*REQUIRED WORK*: In the entries below, find the lines that contain the word "asosiy" and copy them.

- - - -

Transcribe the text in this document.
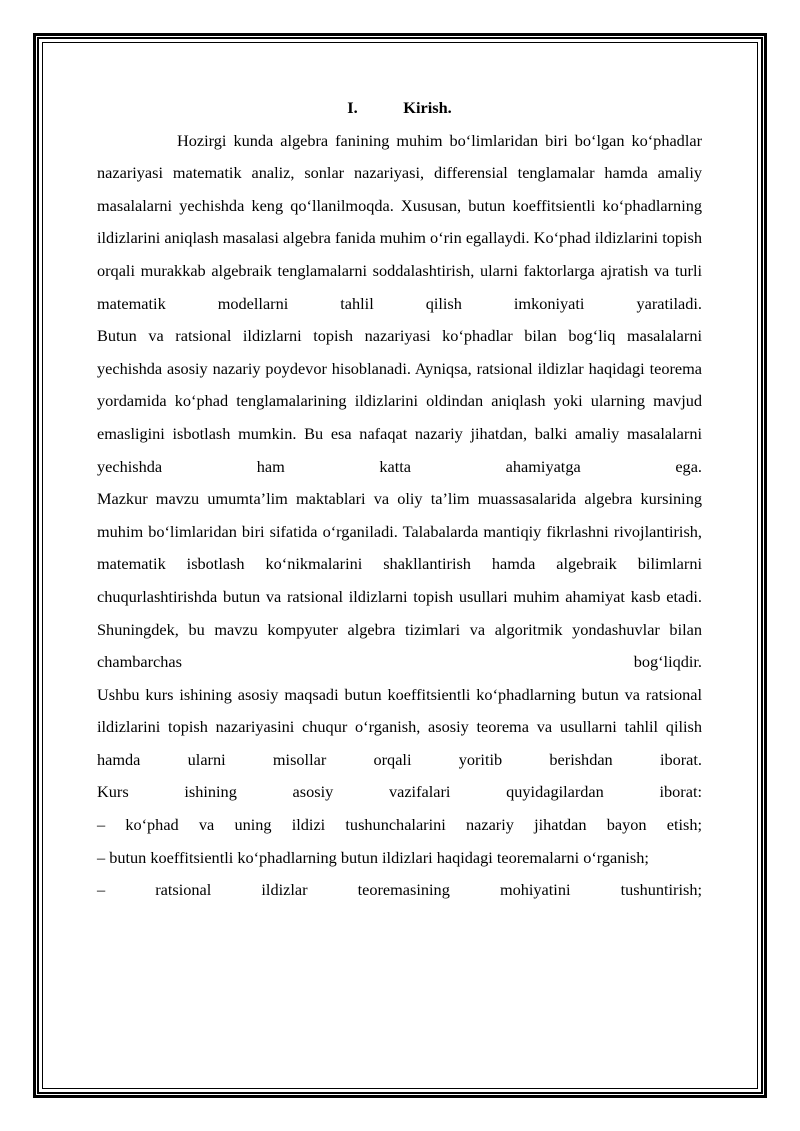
I.	Kirish.

Hozirgi kunda algebra fanining muhim bo‘limlaridan biri bo‘lgan ko‘phadlar nazariyasi matematik analiz, sonlar nazariyasi, differensial tenglamalar hamda amaliy masalalarni yechishda keng qo‘llanilmoqda. Xususan, butun koeffitsientli ko‘phadlarning ildizlarini aniqlash masalasi algebra fanida muhim o‘rin egallaydi. Ko‘phad ildizlarini topish orqali murakkab algebraik tenglamalarni soddalashtirish, ularni faktorlarga ajratish va turli matematik modellarni tahlil qilish imkoniyati yaratiladi.

Butun va ratsional ildizlarni topish nazariyasi ko‘phadlar bilan bog‘liq masalalarni yechishda asosiy nazariy poydevor hisoblanadi. Ayniqsa, ratsional ildizlar haqidagi teorema yordamida ko‘phad tenglamalarining ildizlarini oldindan aniqlash yoki ularning mavjud emasligini isbotlash mumkin. Bu esa nafaqat nazariy jihatdan, balki amaliy masalalarni yechishda ham katta ahamiyatga ega.

Mazkur mavzu umumta’lim maktablari va oliy ta’lim muassasalarida algebra kursining muhim bo‘limlaridan biri sifatida o‘rganiladi. Talabalarda mantiqiy fikrlashni rivojlantirish, matematik isbotlash ko‘nikmalarini shakllantirish hamda algebraik bilimlarni chuqurlashtirishda butun va ratsional ildizlarni topish usullari muhim ahamiyat kasb etadi. Shuningdek, bu mavzu kompyuter algebra tizimlari va algoritmik yondashuvlar bilan chambarchas bog‘liqdir.

Ushbu kurs ishining asosiy maqsadi butun koeffitsientli ko‘phadlarning butun va ratsional ildizlarini topish nazariyasini chuqur o‘rganish, asosiy teorema va usullarni tahlil qilish hamda ularni misollar orqali yoritib berishdan iborat.

Kurs ishining asosiy vazifalari quyidagilardan iborat:

– ko‘phad va uning ildizi tushunchalarini nazariy jihatdan bayon etish;

– butun koeffitsientli ko‘phadlarning butun ildizlari haqidagi teoremalarni o‘rganish;

– ratsional ildizlar teoremasining mohiyatini tushuntirish;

- - - -

*CORRECT ANSWER*:
Butun va ratsional ildizlarni topish nazariyasi ko‘phadlar bilan bog‘liq masalalarni yechishda asosiy nazariy poydevor hisoblanadi. Ayniqsa, ratsional ildizlar haqidagi teorema yordamida ko‘phad tenglamalarining ildizlarini oldindan aniqlash yoki ularning mavjud emasligini isbotlash mumkin. Bu esa nafaqat nazariy jihatdan, balki amaliy masalalarni yechishda ham katta ahamiyatga ega.
Ushbu kurs ishining asosiy maqsadi butun koeffitsientli ko‘phadlarning butun va ratsional ildizlarini topish nazariyasini chuqur o‘rganish, asosiy teorema va usullarni tahlil qilish hamda ularni misollar orqali yoritib berishdan iborat.
Kurs ishining asosiy vazifalari quyidagilardan iborat:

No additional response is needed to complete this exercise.